## start

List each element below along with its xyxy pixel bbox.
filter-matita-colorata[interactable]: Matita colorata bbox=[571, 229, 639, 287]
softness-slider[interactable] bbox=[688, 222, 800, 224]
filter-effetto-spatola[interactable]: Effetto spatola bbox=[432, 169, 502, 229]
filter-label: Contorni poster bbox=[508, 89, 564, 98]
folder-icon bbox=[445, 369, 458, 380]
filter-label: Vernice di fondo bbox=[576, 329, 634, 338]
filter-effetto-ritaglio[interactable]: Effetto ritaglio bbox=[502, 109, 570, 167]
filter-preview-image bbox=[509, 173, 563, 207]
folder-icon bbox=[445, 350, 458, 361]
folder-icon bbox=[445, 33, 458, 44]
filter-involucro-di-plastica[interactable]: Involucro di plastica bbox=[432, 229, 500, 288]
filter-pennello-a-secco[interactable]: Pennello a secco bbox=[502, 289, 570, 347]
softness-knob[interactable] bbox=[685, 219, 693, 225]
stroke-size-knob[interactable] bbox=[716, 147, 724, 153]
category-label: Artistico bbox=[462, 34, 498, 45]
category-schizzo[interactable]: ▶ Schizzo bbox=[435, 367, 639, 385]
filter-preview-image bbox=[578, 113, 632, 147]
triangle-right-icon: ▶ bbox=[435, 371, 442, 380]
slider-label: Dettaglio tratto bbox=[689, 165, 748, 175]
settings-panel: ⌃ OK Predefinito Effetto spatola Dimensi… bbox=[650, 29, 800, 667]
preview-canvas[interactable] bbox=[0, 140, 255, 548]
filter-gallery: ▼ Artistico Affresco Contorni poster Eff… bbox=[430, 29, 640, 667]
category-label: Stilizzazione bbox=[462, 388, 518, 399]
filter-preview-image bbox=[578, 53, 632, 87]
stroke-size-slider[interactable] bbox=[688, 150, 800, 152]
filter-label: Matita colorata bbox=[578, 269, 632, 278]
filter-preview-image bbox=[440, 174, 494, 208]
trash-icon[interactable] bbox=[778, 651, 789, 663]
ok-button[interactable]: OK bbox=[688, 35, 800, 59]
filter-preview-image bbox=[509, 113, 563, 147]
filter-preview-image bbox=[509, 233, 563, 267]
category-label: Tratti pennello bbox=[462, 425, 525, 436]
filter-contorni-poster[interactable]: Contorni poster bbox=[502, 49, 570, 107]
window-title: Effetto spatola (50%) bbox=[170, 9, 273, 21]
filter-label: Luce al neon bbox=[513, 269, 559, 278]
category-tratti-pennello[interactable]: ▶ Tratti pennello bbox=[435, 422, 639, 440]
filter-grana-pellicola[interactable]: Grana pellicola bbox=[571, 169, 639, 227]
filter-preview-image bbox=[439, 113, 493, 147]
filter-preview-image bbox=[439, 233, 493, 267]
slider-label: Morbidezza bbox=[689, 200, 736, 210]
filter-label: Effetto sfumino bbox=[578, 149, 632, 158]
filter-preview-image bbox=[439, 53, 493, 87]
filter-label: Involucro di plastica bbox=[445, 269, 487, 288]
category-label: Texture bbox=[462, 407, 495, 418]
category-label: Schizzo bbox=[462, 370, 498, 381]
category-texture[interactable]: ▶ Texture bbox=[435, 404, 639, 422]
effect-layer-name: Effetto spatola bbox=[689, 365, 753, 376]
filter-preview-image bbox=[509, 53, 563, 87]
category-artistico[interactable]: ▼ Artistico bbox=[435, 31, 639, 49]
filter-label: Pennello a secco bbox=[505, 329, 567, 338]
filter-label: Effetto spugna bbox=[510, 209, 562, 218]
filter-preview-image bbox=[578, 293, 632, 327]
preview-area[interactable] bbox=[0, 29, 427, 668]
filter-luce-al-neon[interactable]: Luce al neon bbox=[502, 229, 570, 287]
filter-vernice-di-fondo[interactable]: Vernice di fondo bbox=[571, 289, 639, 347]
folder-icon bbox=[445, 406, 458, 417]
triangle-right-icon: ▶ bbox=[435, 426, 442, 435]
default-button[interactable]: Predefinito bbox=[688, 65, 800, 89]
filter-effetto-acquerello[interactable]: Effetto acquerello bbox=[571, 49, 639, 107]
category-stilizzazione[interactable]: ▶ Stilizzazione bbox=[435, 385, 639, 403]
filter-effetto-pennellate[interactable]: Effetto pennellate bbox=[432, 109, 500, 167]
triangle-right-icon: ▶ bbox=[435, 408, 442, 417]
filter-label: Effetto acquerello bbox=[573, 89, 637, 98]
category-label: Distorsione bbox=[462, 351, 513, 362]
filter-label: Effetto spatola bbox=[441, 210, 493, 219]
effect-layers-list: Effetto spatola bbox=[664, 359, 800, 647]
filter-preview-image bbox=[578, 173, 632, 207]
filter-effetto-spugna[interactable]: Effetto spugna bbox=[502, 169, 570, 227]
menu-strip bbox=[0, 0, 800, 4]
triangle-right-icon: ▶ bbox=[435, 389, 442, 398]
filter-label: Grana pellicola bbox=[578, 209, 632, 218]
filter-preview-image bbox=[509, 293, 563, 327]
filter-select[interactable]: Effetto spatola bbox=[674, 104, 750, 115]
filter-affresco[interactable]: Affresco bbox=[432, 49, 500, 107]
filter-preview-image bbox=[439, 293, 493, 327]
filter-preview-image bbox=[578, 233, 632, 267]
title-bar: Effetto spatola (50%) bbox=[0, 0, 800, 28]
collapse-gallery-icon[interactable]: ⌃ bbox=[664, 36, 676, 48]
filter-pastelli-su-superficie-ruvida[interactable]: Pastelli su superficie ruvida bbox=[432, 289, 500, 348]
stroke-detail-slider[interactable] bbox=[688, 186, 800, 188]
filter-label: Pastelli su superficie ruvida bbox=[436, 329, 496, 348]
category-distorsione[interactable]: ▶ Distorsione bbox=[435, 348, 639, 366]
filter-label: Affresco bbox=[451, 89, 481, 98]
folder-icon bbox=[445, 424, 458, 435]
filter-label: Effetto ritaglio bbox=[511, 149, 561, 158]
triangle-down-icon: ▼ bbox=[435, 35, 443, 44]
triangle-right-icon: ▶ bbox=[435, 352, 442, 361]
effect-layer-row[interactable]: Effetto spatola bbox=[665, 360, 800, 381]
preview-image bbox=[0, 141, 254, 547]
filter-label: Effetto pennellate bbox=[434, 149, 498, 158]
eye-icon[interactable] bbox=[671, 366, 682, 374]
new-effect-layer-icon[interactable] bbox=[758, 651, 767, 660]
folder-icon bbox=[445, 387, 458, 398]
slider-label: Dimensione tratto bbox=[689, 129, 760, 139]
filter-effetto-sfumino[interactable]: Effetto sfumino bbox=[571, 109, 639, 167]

## end

## AIM
Copy out every line of the data above without changing a single character.

## COMPLETE RESPONSE
List each element below along with its xyxy pixel bbox.
filter-matita-colorata[interactable]: Matita colorata bbox=[571, 229, 639, 287]
softness-slider[interactable] bbox=[688, 222, 800, 224]
filter-effetto-spatola[interactable]: Effetto spatola bbox=[432, 169, 502, 229]
filter-label: Contorni poster bbox=[508, 89, 564, 98]
folder-icon bbox=[445, 369, 458, 380]
filter-label: Vernice di fondo bbox=[576, 329, 634, 338]
filter-effetto-ritaglio[interactable]: Effetto ritaglio bbox=[502, 109, 570, 167]
filter-preview-image bbox=[509, 173, 563, 207]
folder-icon bbox=[445, 350, 458, 361]
folder-icon bbox=[445, 33, 458, 44]
filter-involucro-di-plastica[interactable]: Involucro di plastica bbox=[432, 229, 500, 288]
filter-pennello-a-secco[interactable]: Pennello a secco bbox=[502, 289, 570, 347]
softness-knob[interactable] bbox=[685, 219, 693, 225]
stroke-size-knob[interactable] bbox=[716, 147, 724, 153]
category-label: Artistico bbox=[462, 34, 498, 45]
category-schizzo[interactable]: ▶ Schizzo bbox=[435, 367, 639, 385]
filter-preview-image bbox=[578, 113, 632, 147]
triangle-right-icon: ▶ bbox=[435, 371, 442, 380]
slider-label: Dettaglio tratto bbox=[689, 165, 748, 175]
settings-panel: ⌃ OK Predefinito Effetto spatola Dimensi… bbox=[650, 29, 800, 667]
preview-canvas[interactable] bbox=[0, 140, 255, 548]
filter-gallery: ▼ Artistico Affresco Contorni poster Eff… bbox=[430, 29, 640, 667]
category-label: Stilizzazione bbox=[462, 388, 518, 399]
filter-preview-image bbox=[578, 53, 632, 87]
stroke-size-slider[interactable] bbox=[688, 150, 800, 152]
filter-label: Matita colorata bbox=[578, 269, 632, 278]
filter-preview-image bbox=[440, 174, 494, 208]
trash-icon[interactable] bbox=[778, 651, 789, 663]
ok-button[interactable]: OK bbox=[688, 35, 800, 59]
filter-preview-image bbox=[509, 113, 563, 147]
filter-preview-image bbox=[509, 233, 563, 267]
category-label: Tratti pennello bbox=[462, 425, 525, 436]
filter-contorni-poster[interactable]: Contorni poster bbox=[502, 49, 570, 107]
window-title: Effetto spatola (50%) bbox=[170, 9, 273, 21]
filter-label: Luce al neon bbox=[513, 269, 559, 278]
category-tratti-pennello[interactable]: ▶ Tratti pennello bbox=[435, 422, 639, 440]
filter-grana-pellicola[interactable]: Grana pellicola bbox=[571, 169, 639, 227]
filter-preview-image bbox=[439, 113, 493, 147]
filter-preview-image bbox=[439, 233, 493, 267]
slider-label: Morbidezza bbox=[689, 200, 736, 210]
filter-label: Effetto sfumino bbox=[578, 149, 632, 158]
filter-preview-image bbox=[439, 53, 493, 87]
filter-label: Involucro di plastica bbox=[445, 269, 487, 288]
category-label: Texture bbox=[462, 407, 495, 418]
category-label: Schizzo bbox=[462, 370, 498, 381]
category-texture[interactable]: ▶ Texture bbox=[435, 404, 639, 422]
effect-layer-name: Effetto spatola bbox=[689, 365, 753, 376]
filter-preview-image bbox=[509, 53, 563, 87]
category-artistico[interactable]: ▼ Artistico bbox=[435, 31, 639, 49]
filter-label: Pennello a secco bbox=[505, 329, 567, 338]
filter-label: Effetto spugna bbox=[510, 209, 562, 218]
filter-preview-image bbox=[578, 293, 632, 327]
preview-area[interactable] bbox=[0, 29, 427, 668]
filter-luce-al-neon[interactable]: Luce al neon bbox=[502, 229, 570, 287]
filter-vernice-di-fondo[interactable]: Vernice di fondo bbox=[571, 289, 639, 347]
folder-icon bbox=[445, 406, 458, 417]
triangle-right-icon: ▶ bbox=[435, 426, 442, 435]
default-button[interactable]: Predefinito bbox=[688, 65, 800, 89]
filter-effetto-acquerello[interactable]: Effetto acquerello bbox=[571, 49, 639, 107]
category-stilizzazione[interactable]: ▶ Stilizzazione bbox=[435, 385, 639, 403]
filter-effetto-pennellate[interactable]: Effetto pennellate bbox=[432, 109, 500, 167]
triangle-right-icon: ▶ bbox=[435, 408, 442, 417]
filter-label: Effetto acquerello bbox=[573, 89, 637, 98]
category-label: Distorsione bbox=[462, 351, 513, 362]
filter-label: Effetto spatola bbox=[441, 210, 493, 219]
effect-layers-list: Effetto spatola bbox=[664, 359, 800, 647]
filter-preview-image bbox=[578, 173, 632, 207]
filter-effetto-spugna[interactable]: Effetto spugna bbox=[502, 169, 570, 227]
menu-strip bbox=[0, 0, 800, 4]
triangle-right-icon: ▶ bbox=[435, 389, 442, 398]
filter-label: Grana pellicola bbox=[578, 209, 632, 218]
filter-preview-image bbox=[509, 293, 563, 327]
filter-select[interactable]: Effetto spatola bbox=[674, 104, 750, 115]
filter-affresco[interactable]: Affresco bbox=[432, 49, 500, 107]
filter-preview-image bbox=[439, 293, 493, 327]
filter-preview-image bbox=[578, 233, 632, 267]
title-bar: Effetto spatola (50%) bbox=[0, 0, 800, 28]
collapse-gallery-icon[interactable]: ⌃ bbox=[664, 36, 676, 48]
filter-pastelli-su-superficie-ruvida[interactable]: Pastelli su superficie ruvida bbox=[432, 289, 500, 348]
stroke-detail-slider[interactable] bbox=[688, 186, 800, 188]
filter-label: Pastelli su superficie ruvida bbox=[436, 329, 496, 348]
category-distorsione[interactable]: ▶ Distorsione bbox=[435, 348, 639, 366]
filter-label: Affresco bbox=[451, 89, 481, 98]
folder-icon bbox=[445, 424, 458, 435]
filter-label: Effetto ritaglio bbox=[511, 149, 561, 158]
triangle-down-icon: ▼ bbox=[435, 35, 443, 44]
triangle-right-icon: ▶ bbox=[435, 352, 442, 361]
effect-layer-row[interactable]: Effetto spatola bbox=[665, 360, 800, 381]
preview-image bbox=[0, 141, 254, 547]
filter-label: Effetto pennellate bbox=[434, 149, 498, 158]
eye-icon[interactable] bbox=[671, 366, 682, 374]
new-effect-layer-icon[interactable] bbox=[758, 651, 767, 660]
folder-icon bbox=[445, 387, 458, 398]
slider-label: Dimensione tratto bbox=[689, 129, 760, 139]
filter-effetto-sfumino[interactable]: Effetto sfumino bbox=[571, 109, 639, 167]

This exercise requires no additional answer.